start

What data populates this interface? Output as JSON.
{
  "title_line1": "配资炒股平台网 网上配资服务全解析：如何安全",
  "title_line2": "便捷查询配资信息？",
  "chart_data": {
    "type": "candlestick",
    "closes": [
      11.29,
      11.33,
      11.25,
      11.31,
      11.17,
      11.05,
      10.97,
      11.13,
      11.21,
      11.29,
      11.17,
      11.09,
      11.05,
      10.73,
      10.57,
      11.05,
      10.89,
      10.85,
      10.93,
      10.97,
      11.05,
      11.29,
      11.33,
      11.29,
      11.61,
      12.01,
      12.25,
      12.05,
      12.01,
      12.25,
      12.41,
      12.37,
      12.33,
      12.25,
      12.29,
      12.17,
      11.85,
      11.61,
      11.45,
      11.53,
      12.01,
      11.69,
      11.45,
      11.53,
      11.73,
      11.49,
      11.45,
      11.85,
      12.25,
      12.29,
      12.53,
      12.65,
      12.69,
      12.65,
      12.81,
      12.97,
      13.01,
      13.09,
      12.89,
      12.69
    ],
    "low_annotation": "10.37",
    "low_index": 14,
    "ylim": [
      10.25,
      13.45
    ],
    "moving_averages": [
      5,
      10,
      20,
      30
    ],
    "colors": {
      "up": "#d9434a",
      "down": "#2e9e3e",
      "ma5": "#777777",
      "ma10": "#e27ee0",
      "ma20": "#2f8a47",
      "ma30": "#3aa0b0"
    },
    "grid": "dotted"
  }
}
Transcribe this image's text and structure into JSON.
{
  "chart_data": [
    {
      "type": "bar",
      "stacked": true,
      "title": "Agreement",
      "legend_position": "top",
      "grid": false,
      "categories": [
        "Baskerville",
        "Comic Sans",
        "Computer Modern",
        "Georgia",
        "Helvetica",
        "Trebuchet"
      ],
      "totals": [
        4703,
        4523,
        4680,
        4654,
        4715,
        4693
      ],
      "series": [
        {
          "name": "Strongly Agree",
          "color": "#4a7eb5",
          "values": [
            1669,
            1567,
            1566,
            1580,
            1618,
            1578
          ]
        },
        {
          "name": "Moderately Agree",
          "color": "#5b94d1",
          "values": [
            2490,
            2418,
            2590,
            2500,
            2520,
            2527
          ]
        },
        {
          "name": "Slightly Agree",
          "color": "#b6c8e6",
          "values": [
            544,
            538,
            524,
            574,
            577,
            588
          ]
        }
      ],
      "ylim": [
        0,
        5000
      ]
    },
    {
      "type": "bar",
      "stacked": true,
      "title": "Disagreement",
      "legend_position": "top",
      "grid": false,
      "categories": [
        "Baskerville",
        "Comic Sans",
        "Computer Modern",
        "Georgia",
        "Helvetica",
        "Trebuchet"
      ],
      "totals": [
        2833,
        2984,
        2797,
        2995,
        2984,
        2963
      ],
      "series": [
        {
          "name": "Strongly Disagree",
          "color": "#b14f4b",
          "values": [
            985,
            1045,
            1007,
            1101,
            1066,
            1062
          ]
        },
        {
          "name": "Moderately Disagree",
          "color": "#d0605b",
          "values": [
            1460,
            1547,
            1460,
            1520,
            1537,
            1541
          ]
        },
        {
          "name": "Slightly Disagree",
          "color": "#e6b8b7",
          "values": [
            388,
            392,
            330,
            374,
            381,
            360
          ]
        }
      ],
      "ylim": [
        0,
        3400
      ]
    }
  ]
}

end

**Goal:**
Make an exact copy of every line in the data.

**Written reply:**
What data populates this interface? Output as JSON.
{
  "title_line1": "配资炒股平台网 网上配资服务全解析：如何安全",
  "title_line2": "便捷查询配资信息？",
  "chart_data": {
    "type": "candlestick",
    "closes": [
      11.29,
      11.33,
      11.25,
      11.31,
      11.17,
      11.05,
      10.97,
      11.13,
      11.21,
      11.29,
      11.17,
      11.09,
      11.05,
      10.73,
      10.57,
      11.05,
      10.89,
      10.85,
      10.93,
      10.97,
      11.05,
      11.29,
      11.33,
      11.29,
      11.61,
      12.01,
      12.25,
      12.05,
      12.01,
      12.25,
      12.41,
      12.37,
      12.33,
      12.25,
      12.29,
      12.17,
      11.85,
      11.61,
      11.45,
      11.53,
      12.01,
      11.69,
      11.45,
      11.53,
      11.73,
      11.49,
      11.45,
      11.85,
      12.25,
      12.29,
      12.53,
      12.65,
      12.69,
      12.65,
      12.81,
      12.97,
      13.01,
      13.09,
      12.89,
      12.69
    ],
    "low_annotation": "10.37",
    "low_index": 14,
    "ylim": [
      10.25,
      13.45
    ],
    "moving_averages": [
      5,
      10,
      20,
      30
    ],
    "colors": {
      "up": "#d9434a",
      "down": "#2e9e3e",
      "ma5": "#777777",
      "ma10": "#e27ee0",
      "ma20": "#2f8a47",
      "ma30": "#3aa0b0"
    },
    "grid": "dotted"
  }
}
Transcribe this image's text and structure into JSON.
{
  "chart_data": [
    {
      "type": "bar",
      "stacked": true,
      "title": "Agreement",
      "legend_position": "top",
      "grid": false,
      "categories": [
        "Baskerville",
        "Comic Sans",
        "Computer Modern",
        "Georgia",
        "Helvetica",
        "Trebuchet"
      ],
      "totals": [
        4703,
        4523,
        4680,
        4654,
        4715,
        4693
      ],
      "series": [
        {
          "name": "Strongly Agree",
          "color": "#4a7eb5",
          "values": [
            1669,
            1567,
            1566,
            1580,
            1618,
            1578
          ]
        },
        {
          "name": "Moderately Agree",
          "color": "#5b94d1",
          "values": [
            2490,
            2418,
            2590,
            2500,
            2520,
            2527
          ]
        },
        {
          "name": "Slightly Agree",
          "color": "#b6c8e6",
          "values": [
            544,
            538,
            524,
            574,
            577,
            588
          ]
        }
      ],
      "ylim": [
        0,
        5000
      ]
    },
    {
      "type": "bar",
      "stacked": true,
      "title": "Disagreement",
      "legend_position": "top",
      "grid": false,
      "categories": [
        "Baskerville",
        "Comic Sans",
        "Computer Modern",
        "Georgia",
        "Helvetica",
        "Trebuchet"
      ],
      "totals": [
        2833,
        2984,
        2797,
        2995,
        2984,
        2963
      ],
      "series": [
        {
          "name": "Strongly Disagree",
          "color": "#b14f4b",
          "values": [
            985,
            1045,
            1007,
            1101,
            1066,
            1062
          ]
        },
        {
          "name": "Moderately Disagree",
          "color": "#d0605b",
          "values": [
            1460,
            1547,
            1460,
            1520,
            1537,
            1541
          ]
        },
        {
          "name": "Slightly Disagree",
          "color": "#e6b8b7",
          "values": [
            388,
            392,
            330,
            374,
            381,
            360
          ]
        }
      ],
      "ylim": [
        0,
        3400
      ]
    }
  ]
}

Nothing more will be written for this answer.